- What is being asked -
Copy out all the entries exactly.

[Items from a dataset]
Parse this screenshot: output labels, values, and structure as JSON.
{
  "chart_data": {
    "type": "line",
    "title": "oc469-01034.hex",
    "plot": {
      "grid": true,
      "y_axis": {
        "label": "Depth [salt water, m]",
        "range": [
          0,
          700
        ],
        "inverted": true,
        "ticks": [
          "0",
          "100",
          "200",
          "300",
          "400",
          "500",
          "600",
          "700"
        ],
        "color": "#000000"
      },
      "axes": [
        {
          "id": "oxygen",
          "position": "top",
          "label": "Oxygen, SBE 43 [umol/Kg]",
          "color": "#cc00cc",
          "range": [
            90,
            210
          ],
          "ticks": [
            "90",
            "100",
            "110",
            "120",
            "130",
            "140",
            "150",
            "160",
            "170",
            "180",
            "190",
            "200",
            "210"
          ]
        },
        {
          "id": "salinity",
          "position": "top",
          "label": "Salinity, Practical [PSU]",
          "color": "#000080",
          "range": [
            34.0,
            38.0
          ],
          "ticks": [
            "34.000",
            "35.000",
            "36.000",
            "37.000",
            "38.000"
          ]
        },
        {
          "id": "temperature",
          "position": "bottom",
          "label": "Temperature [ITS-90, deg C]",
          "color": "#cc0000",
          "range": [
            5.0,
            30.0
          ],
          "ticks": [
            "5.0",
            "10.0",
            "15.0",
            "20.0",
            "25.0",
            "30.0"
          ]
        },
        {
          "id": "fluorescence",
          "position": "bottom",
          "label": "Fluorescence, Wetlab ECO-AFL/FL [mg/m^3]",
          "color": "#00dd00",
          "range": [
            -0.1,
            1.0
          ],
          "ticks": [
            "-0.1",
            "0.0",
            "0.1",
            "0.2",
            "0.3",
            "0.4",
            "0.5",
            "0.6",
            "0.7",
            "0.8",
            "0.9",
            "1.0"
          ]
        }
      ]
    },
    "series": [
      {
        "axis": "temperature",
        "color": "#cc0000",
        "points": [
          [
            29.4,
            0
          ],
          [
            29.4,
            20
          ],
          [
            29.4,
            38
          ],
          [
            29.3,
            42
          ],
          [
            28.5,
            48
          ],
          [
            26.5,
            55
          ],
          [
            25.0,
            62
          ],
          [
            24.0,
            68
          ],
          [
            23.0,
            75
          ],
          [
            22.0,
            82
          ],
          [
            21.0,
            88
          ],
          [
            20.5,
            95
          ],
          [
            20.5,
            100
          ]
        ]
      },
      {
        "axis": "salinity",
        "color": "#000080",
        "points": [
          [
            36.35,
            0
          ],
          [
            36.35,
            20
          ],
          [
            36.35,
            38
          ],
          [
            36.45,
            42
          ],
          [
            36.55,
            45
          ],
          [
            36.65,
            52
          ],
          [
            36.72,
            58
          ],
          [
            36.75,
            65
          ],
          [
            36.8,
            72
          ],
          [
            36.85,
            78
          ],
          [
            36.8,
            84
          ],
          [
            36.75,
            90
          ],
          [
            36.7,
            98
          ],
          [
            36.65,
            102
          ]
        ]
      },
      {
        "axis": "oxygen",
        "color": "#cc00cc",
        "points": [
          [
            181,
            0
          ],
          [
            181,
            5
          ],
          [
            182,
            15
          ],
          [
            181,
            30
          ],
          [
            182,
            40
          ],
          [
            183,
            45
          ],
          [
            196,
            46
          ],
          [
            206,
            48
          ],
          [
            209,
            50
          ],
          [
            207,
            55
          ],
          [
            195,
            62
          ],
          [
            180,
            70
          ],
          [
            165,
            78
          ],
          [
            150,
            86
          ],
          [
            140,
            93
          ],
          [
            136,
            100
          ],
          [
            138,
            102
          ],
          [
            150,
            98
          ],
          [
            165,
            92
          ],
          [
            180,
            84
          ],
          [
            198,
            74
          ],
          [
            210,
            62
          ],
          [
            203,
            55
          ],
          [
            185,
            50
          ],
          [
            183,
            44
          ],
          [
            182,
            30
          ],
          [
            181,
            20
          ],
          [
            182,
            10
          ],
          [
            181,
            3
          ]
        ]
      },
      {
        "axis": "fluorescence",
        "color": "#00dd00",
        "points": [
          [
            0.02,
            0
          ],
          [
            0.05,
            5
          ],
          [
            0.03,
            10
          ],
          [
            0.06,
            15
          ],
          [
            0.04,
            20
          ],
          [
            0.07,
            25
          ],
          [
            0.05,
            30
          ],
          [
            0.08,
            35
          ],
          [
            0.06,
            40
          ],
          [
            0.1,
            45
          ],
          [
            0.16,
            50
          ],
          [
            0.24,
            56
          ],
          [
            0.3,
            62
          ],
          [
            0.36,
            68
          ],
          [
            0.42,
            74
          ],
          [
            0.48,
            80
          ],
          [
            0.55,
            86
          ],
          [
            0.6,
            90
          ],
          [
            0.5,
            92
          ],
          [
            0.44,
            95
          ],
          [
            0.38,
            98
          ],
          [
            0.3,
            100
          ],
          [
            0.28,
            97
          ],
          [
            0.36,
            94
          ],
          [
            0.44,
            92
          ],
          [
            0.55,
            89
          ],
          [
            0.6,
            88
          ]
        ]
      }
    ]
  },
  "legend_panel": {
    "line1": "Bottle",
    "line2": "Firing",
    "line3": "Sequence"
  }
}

- Task response -
Parse this screenshot: output labels, values, and structure as JSON.
{
  "chart_data": {
    "type": "line",
    "title": "oc469-01034.hex",
    "plot": {
      "grid": true,
      "y_axis": {
        "label": "Depth [salt water, m]",
        "range": [
          0,
          700
        ],
        "inverted": true,
        "ticks": [
          "0",
          "100",
          "200",
          "300",
          "400",
          "500",
          "600",
          "700"
        ],
        "color": "#000000"
      },
      "axes": [
        {
          "id": "oxygen",
          "position": "top",
          "label": "Oxygen, SBE 43 [umol/Kg]",
          "color": "#cc00cc",
          "range": [
            90,
            210
          ],
          "ticks": [
            "90",
            "100",
            "110",
            "120",
            "130",
            "140",
            "150",
            "160",
            "170",
            "180",
            "190",
            "200",
            "210"
          ]
        },
        {
          "id": "salinity",
          "position": "top",
          "label": "Salinity, Practical [PSU]",
          "color": "#000080",
          "range": [
            34.0,
            38.0
          ],
          "ticks": [
            "34.000",
            "35.000",
            "36.000",
            "37.000",
            "38.000"
          ]
        },
        {
          "id": "temperature",
          "position": "bottom",
          "label": "Temperature [ITS-90, deg C]",
          "color": "#cc0000",
          "range": [
            5.0,
            30.0
          ],
          "ticks": [
            "5.0",
            "10.0",
            "15.0",
            "20.0",
            "25.0",
            "30.0"
          ]
        },
        {
          "id": "fluorescence",
          "position": "bottom",
          "label": "Fluorescence, Wetlab ECO-AFL/FL [mg/m^3]",
          "color": "#00dd00",
          "range": [
            -0.1,
            1.0
          ],
          "ticks": [
            "-0.1",
            "0.0",
            "0.1",
            "0.2",
            "0.3",
            "0.4",
            "0.5",
            "0.6",
            "0.7",
            "0.8",
            "0.9",
            "1.0"
          ]
        }
      ]
    },
    "series": [
      {
        "axis": "temperature",
        "color": "#cc0000",
        "points": [
          [
            29.4,
            0
          ],
          [
            29.4,
            20
          ],
          [
            29.4,
            38
          ],
          [
            29.3,
            42
          ],
          [
            28.5,
            48
          ],
          [
            26.5,
            55
          ],
          [
            25.0,
            62
          ],
          [
            24.0,
            68
          ],
          [
            23.0,
            75
          ],
          [
            22.0,
            82
          ],
          [
            21.0,
            88
          ],
          [
            20.5,
            95
          ],
          [
            20.5,
            100
          ]
        ]
      },
      {
        "axis": "salinity",
        "color": "#000080",
        "points": [
          [
            36.35,
            0
          ],
          [
            36.35,
            20
          ],
          [
            36.35,
            38
          ],
          [
            36.45,
            42
          ],
          [
            36.55,
            45
          ],
          [
            36.65,
            52
          ],
          [
            36.72,
            58
          ],
          [
            36.75,
            65
          ],
          [
            36.8,
            72
          ],
          [
            36.85,
            78
          ],
          [
            36.8,
            84
          ],
          [
            36.75,
            90
          ],
          [
            36.7,
            98
          ],
          [
            36.65,
            102
          ]
        ]
      },
      {
        "axis": "oxygen",
        "color": "#cc00cc",
        "points": [
          [
            181,
            0
          ],
          [
            181,
            5
          ],
          [
            182,
            15
          ],
          [
            181,
            30
          ],
          [
            182,
            40
          ],
          [
            183,
            45
          ],
          [
            196,
            46
          ],
          [
            206,
            48
          ],
          [
            209,
            50
          ],
          [
            207,
            55
          ],
          [
            195,
            62
          ],
          [
            180,
            70
          ],
          [
            165,
            78
          ],
          [
            150,
            86
          ],
          [
            140,
            93
          ],
          [
            136,
            100
          ],
          [
            138,
            102
          ],
          [
            150,
            98
          ],
          [
            165,
            92
          ],
          [
            180,
            84
          ],
          [
            198,
            74
          ],
          [
            210,
            62
          ],
          [
            203,
            55
          ],
          [
            185,
            50
          ],
          [
            183,
            44
          ],
          [
            182,
            30
          ],
          [
            181,
            20
          ],
          [
            182,
            10
          ],
          [
            181,
            3
          ]
        ]
      },
      {
        "axis": "fluorescence",
        "color": "#00dd00",
        "points": [
          [
            0.02,
            0
          ],
          [
            0.05,
            5
          ],
          [
            0.03,
            10
          ],
          [
            0.06,
            15
          ],
          [
            0.04,
            20
          ],
          [
            0.07,
            25
          ],
          [
            0.05,
            30
          ],
          [
            0.08,
            35
          ],
          [
            0.06,
            40
          ],
          [
            0.1,
            45
          ],
          [
            0.16,
            50
          ],
          [
            0.24,
            56
          ],
          [
            0.3,
            62
          ],
          [
            0.36,
            68
          ],
          [
            0.42,
            74
          ],
          [
            0.48,
            80
          ],
          [
            0.55,
            86
          ],
          [
            0.6,
            90
          ],
          [
            0.5,
            92
          ],
          [
            0.44,
            95
          ],
          [
            0.38,
            98
          ],
          [
            0.3,
            100
          ],
          [
            0.28,
            97
          ],
          [
            0.36,
            94
          ],
          [
            0.44,
            92
          ],
          [
            0.55,
            89
          ],
          [
            0.6,
            88
          ]
        ]
      }
    ]
  },
  "legend_panel": {
    "line1": "Bottle",
    "line2": "Firing",
    "line3": "Sequence"
  }
}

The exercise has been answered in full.